[Opening Records to process section]

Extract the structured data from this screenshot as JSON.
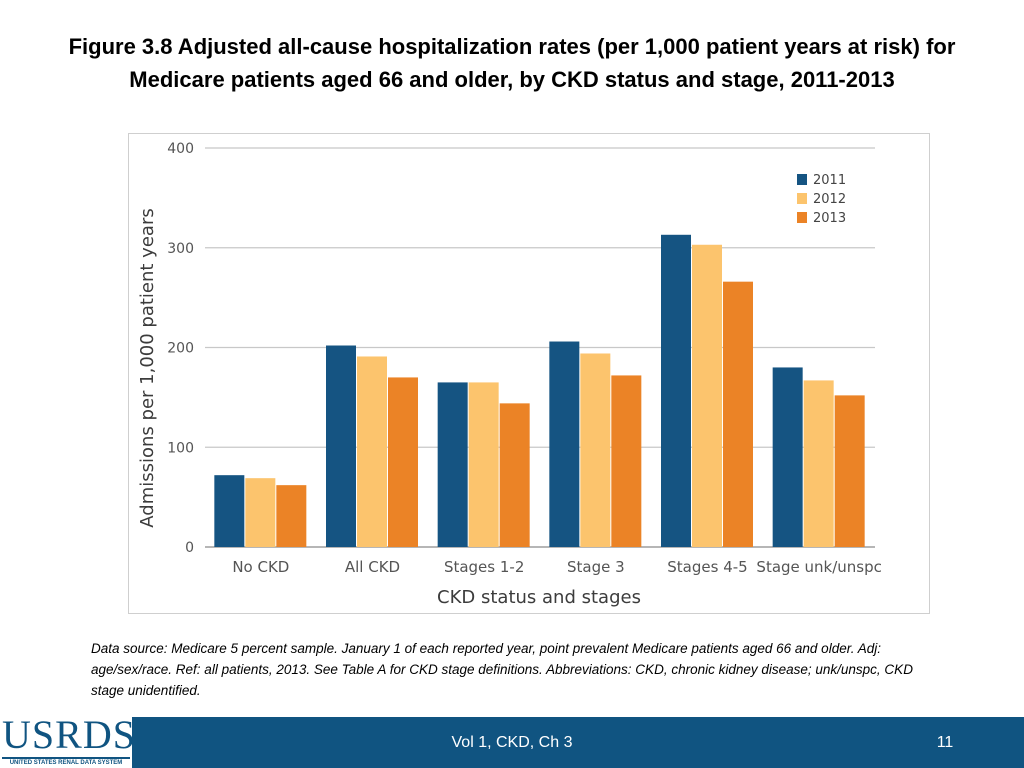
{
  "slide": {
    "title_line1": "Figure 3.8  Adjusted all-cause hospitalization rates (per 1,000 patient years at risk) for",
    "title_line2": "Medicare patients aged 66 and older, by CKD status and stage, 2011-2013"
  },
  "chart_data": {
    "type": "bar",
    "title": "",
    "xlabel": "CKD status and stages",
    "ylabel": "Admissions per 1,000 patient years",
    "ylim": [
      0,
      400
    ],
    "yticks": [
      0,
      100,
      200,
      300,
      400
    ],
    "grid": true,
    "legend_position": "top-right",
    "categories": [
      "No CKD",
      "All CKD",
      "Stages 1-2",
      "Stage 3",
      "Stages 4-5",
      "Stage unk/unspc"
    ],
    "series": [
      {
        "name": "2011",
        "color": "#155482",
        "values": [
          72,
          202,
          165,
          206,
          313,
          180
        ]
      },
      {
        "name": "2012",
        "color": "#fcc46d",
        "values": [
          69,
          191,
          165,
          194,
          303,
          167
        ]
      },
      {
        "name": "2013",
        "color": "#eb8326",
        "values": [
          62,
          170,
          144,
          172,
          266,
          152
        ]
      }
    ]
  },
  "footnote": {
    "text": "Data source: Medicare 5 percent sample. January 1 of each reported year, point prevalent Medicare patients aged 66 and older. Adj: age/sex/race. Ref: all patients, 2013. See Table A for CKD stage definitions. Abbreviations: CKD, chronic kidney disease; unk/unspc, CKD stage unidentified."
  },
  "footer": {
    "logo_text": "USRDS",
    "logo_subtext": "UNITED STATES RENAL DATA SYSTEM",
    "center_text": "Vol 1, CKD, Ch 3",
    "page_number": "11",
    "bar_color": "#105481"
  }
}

[Closing Records to process section]

**About this task**
A faithful copy of all the data above, without its pictures, is the expected result.

**Reply to the task**
Extract the structured data from this screenshot as JSON.
{
  "slide": {
    "title_line1": "Figure 3.8  Adjusted all-cause hospitalization rates (per 1,000 patient years at risk) for",
    "title_line2": "Medicare patients aged 66 and older, by CKD status and stage, 2011-2013"
  },
  "chart_data": {
    "type": "bar",
    "title": "",
    "xlabel": "CKD status and stages",
    "ylabel": "Admissions per 1,000 patient years",
    "ylim": [
      0,
      400
    ],
    "yticks": [
      0,
      100,
      200,
      300,
      400
    ],
    "grid": true,
    "legend_position": "top-right",
    "categories": [
      "No CKD",
      "All CKD",
      "Stages 1-2",
      "Stage 3",
      "Stages 4-5",
      "Stage unk/unspc"
    ],
    "series": [
      {
        "name": "2011",
        "color": "#155482",
        "values": [
          72,
          202,
          165,
          206,
          313,
          180
        ]
      },
      {
        "name": "2012",
        "color": "#fcc46d",
        "values": [
          69,
          191,
          165,
          194,
          303,
          167
        ]
      },
      {
        "name": "2013",
        "color": "#eb8326",
        "values": [
          62,
          170,
          144,
          172,
          266,
          152
        ]
      }
    ]
  },
  "footnote": {
    "text": "Data source: Medicare 5 percent sample. January 1 of each reported year, point prevalent Medicare patients aged 66 and older. Adj: age/sex/race. Ref: all patients, 2013. See Table A for CKD stage definitions. Abbreviations: CKD, chronic kidney disease; unk/unspc, CKD stage unidentified."
  },
  "footer": {
    "logo_text": "USRDS",
    "logo_subtext": "UNITED STATES RENAL DATA SYSTEM",
    "center_text": "Vol 1, CKD, Ch 3",
    "page_number": "11",
    "bar_color": "#105481"
  }
}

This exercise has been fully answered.